Re: [Python-Dev] Understanding the buffer API

4 Aug 2012

      Jeff Allen  wrote:
...
I'd like to lay a solid foundation that benefits from the
recent CPython work. I hope that some of the complexity in
memoryview stems from legacy considerations I don't have to deal
with in Jython.
I'm afraid not: PEP-3118 is really that complex. ;)
...
My understanding is this: When a consumer requests a buffer from the
exporter it specifies using flags how it intends to navigate it. If
the buffer actually needs more apparatus than the consumer proposes,
this raises an exception. If the buffer needs less apparatus than
the consumer proposes, the exporter has to supply what was asked
for.  For example, if the consumer sets PyBUF_STRIDES, and the
buffer can only be navigated by using suboffsets (PIL-style) this
raises an exception. Alternatively, if the consumer sets
PyBUF_STRIDES, and the buffer is just a simple byte array, the
exporter has to supply shape and strides arrays (with trivial
values), since the consumer is going to use those arrays.
Yes.
...
Is there any harm is supplying shape and strides when they were not
requested? The PEP says: "PyBUF_ND ... If this is not given then
shape will be NULL". It doesn't stipulate that strides will be null
if PyBUF_STRIDES is not given, but the library documentation says
so. suboffsets is different since even when requested, it will be
null if not needed.
You are right that the PEP does not explicitly state that rule for
strides. However, NULL always has an implied meaning:

  format=NULL  ->  treat the buffer as unsigned bytes.

  shape=NULL   ->  one-dimensional AND treat the buffer as unsigned bytes.

  strides=NULL ->  C-contiguous

I think relaxing the NULL rule for strides would complicate things,
since it would introduce yet another special case.
...
Similar, but simpler, the PEP says "PyBUF_FORMAT ... If format is
not explicitly requested then the format must be returned as NULL
(which means "B", or unsigned bytes)". What would be the harm in
returning "B"?

(Visual layout annotation data)
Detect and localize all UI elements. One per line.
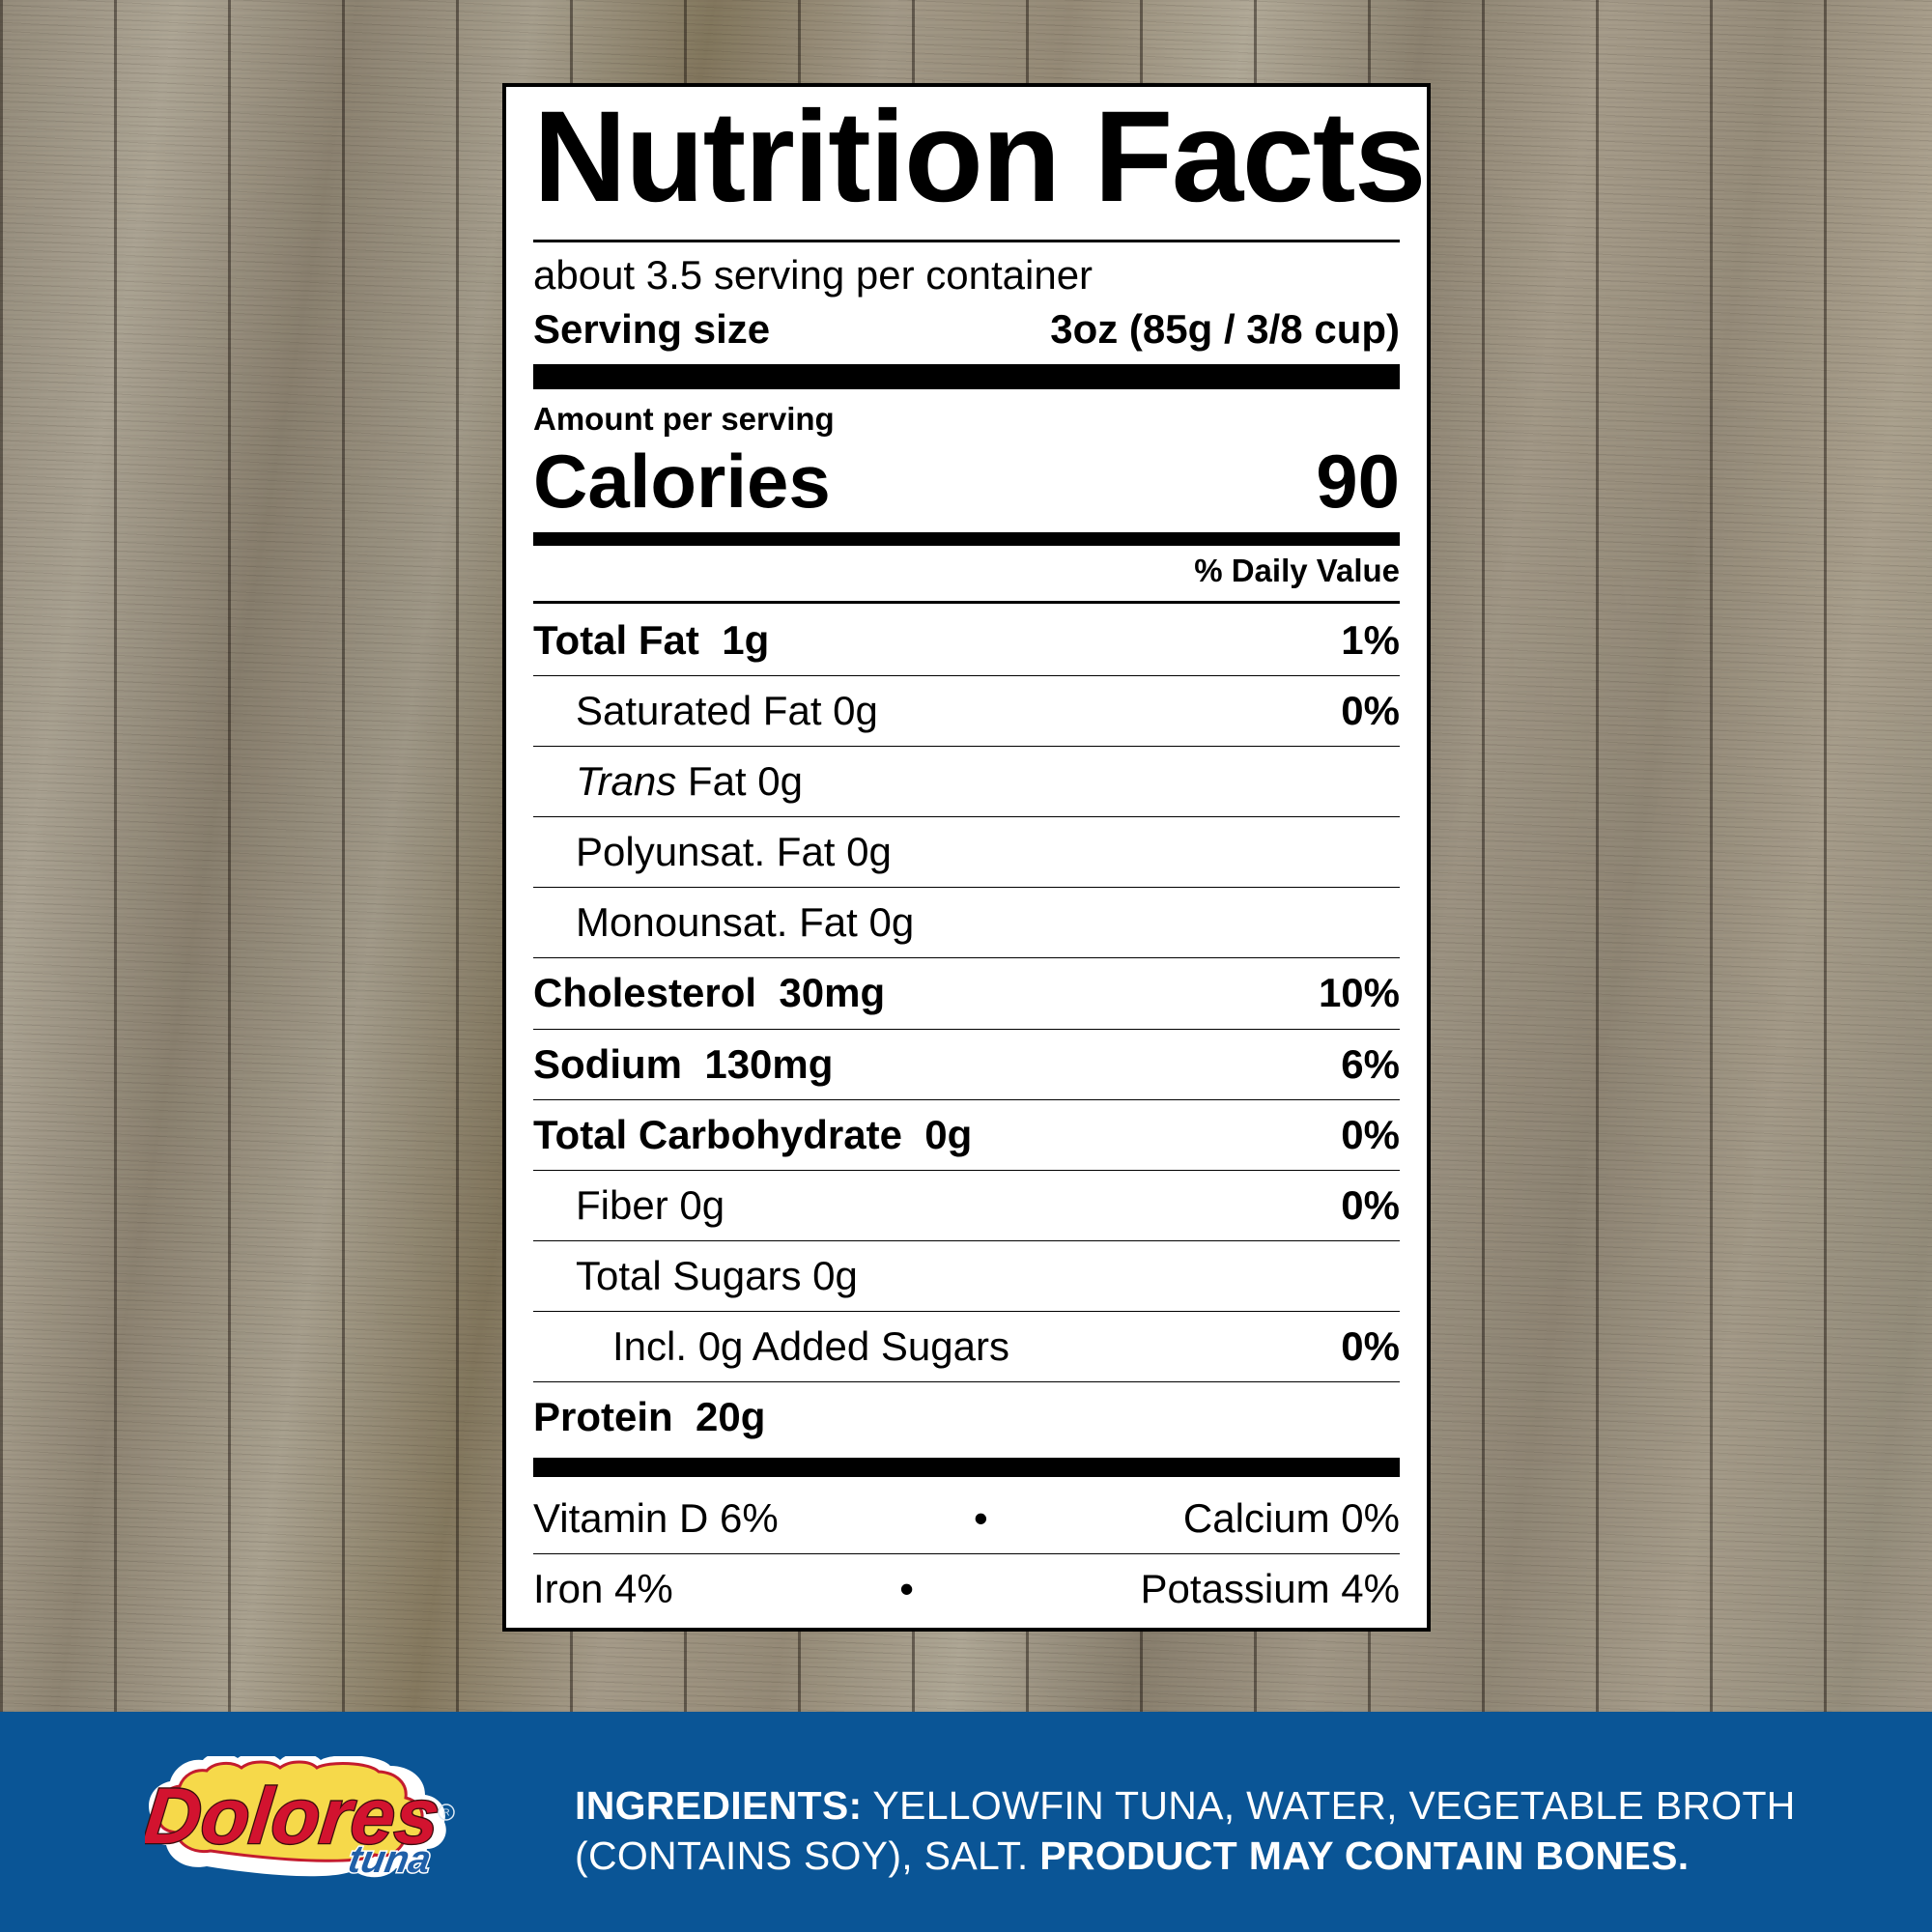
- svg-text:R: R: [442, 1808, 449, 1819]
- svg-text:tuna: tuna: [345, 1837, 434, 1881]
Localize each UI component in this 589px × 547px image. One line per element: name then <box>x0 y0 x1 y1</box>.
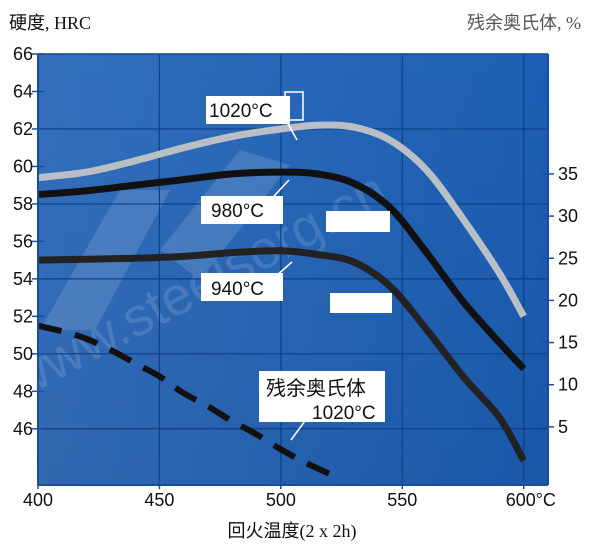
x-tick-label-4: 600°C <box>506 490 556 510</box>
left-tick-label-1: 48 <box>13 381 33 401</box>
right-tick-label-3: 20 <box>558 290 578 310</box>
series-line-0 <box>37 121 527 319</box>
x-tick-label-2: 500 <box>266 490 296 510</box>
series-layer <box>37 121 527 477</box>
right-tick-label-6: 35 <box>558 164 578 184</box>
annotation-retained-austenite-label: 残余奥氏体 <box>266 377 366 400</box>
left-tick-label-10: 66 <box>13 44 33 64</box>
annotation-980-label: 980°C <box>211 201 264 222</box>
left-tick-label-0: 46 <box>13 419 33 439</box>
series-line-2 <box>37 247 527 463</box>
right-axis-title: 残余奥氏体, % <box>467 13 581 33</box>
blank-box-lower <box>330 293 392 313</box>
left-tick-label-4: 54 <box>13 269 33 289</box>
series-line-3 <box>37 322 331 477</box>
left-tick-label-5: 56 <box>13 231 33 251</box>
blank-box-upper <box>326 211 390 232</box>
labels: 46 48 50 52 54 56 58 60 62 64 66 5 10 15 20 25 30 35 400 45… <box>13 44 578 510</box>
x-tick-label-0: 400 <box>23 490 53 510</box>
annotation-retained-austenite-temp: 1020°C <box>312 403 376 424</box>
left-tick-label-6: 58 <box>13 194 33 214</box>
left-tick-label-9: 64 <box>13 81 33 101</box>
annotation-retained-austenite: 残余奥氏体 1020°C <box>259 371 385 441</box>
x-tick-label-3: 550 <box>387 490 417 510</box>
right-tick-label-2: 15 <box>558 333 578 353</box>
annotation-1020-box: 1020°C <box>206 91 304 141</box>
x-tick-label-1: 450 <box>144 490 174 510</box>
left-tick-label-7: 60 <box>13 156 33 176</box>
right-tick-label-0: 5 <box>558 417 568 437</box>
axes <box>32 53 554 489</box>
annotation-940-label: 940°C <box>211 279 264 300</box>
series-line-1 <box>37 168 527 372</box>
left-tick-label-2: 50 <box>13 344 33 364</box>
right-tick-label-5: 30 <box>558 206 578 226</box>
x-axis-title: 回火温度(2 x 2h) <box>228 521 357 542</box>
left-axis-title: 硬度, HRC <box>9 13 91 33</box>
right-tick-label-4: 25 <box>558 248 578 268</box>
right-tick-label-1: 10 <box>558 375 578 395</box>
left-tick-label-3: 52 <box>13 306 33 326</box>
annotation-1020-label: 1020°C <box>209 101 273 122</box>
left-tick-label-8: 62 <box>13 119 33 139</box>
annotation-940-box: 940°C <box>201 261 293 301</box>
annotation-980-box: 980°C <box>201 179 290 224</box>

PARTS OF THE EXERCISE =
**a.** Summarize the buffer API post in two sentences.
**b.** Carry on the buffer API post from its final line.
The rows are separate material and have no connection to the buffer API post.

PER-TASK ANSWERS =
**a.** In the buffer API post, a reply to Jeff Allen says that PEP-3118 really is that complex. It confirms that the consumer's flags decide what the exporter must supply, explains that NULL format, shape and strides each carry an implied meaning, and argues that relaxing the NULL rule for strides would introduce another special case.

**b.**
Ah, yes. The key here is this:

"This would be used when the consumer is going to be checking for what
 'kind' of data is actually stored."

Conversely, if not requested, format=NULL indicates that the real
format may be e.g. 'L', but the consumer wants to treat the buffer
as unsigned bytes. This works because the 'len' field stores the
length of the memory area in bytes (for contiguous buffers at least).

The 'itemsize' field may be wrong though in this special case.

In general, format=NULL is a cast of a (possibly multi-dimensional)
C-contiguous buffer to a one-dimensional buffer of unsigned bytes.

IMO only the following combinations make sense. These two are self explanatory:

   1) shape=NULL, format=NULL    ->  e.g. PyBUF_SIMPLE

   2) shape!=NULL, format!=NULL  ->  e.g. PyBUF_FULL

1) can break the invariant product(shape) * itemsize = len!

The next combination exists as part of PyBUF_STRIDED:

   3) shape!=NULL, format=NULL.

It can break two invariants (product(shape) * itemsize = len,
calcsize(format) = itemsize), but since it's explicitly part of
PyBUF_STRIDED, memoryview_getbuf() allows it.

The remaining combination is disallowed, since the buffer is already assumed to
be unsigned bytes:

   4) shape=NULL, format!=NULL.
...
One place where this really matters is in the implementation of
memoryview. PyMemoryView requests a buffer with the flags
PyBUF_FULL_RO, so even a simple byte buffer export will come with
shape, strides and format. A consumer (of the memoryview's buffer
API) might specify PyBUF_SIMPLE: according to the PEP I can't simply
give it the original buffer since required fields (that the consumer
will presumably not access) are not NULL. In practice, I'd like to:
what could possibly go wrong?
Because of all the implied meanings of NULL, I think the safest way is
to implement memoryview_getbuf() for Jython. After all the PEP describes
a protocol, so everyone should really be doing the same thing.

Whether the protocol needs to be that complex is another question.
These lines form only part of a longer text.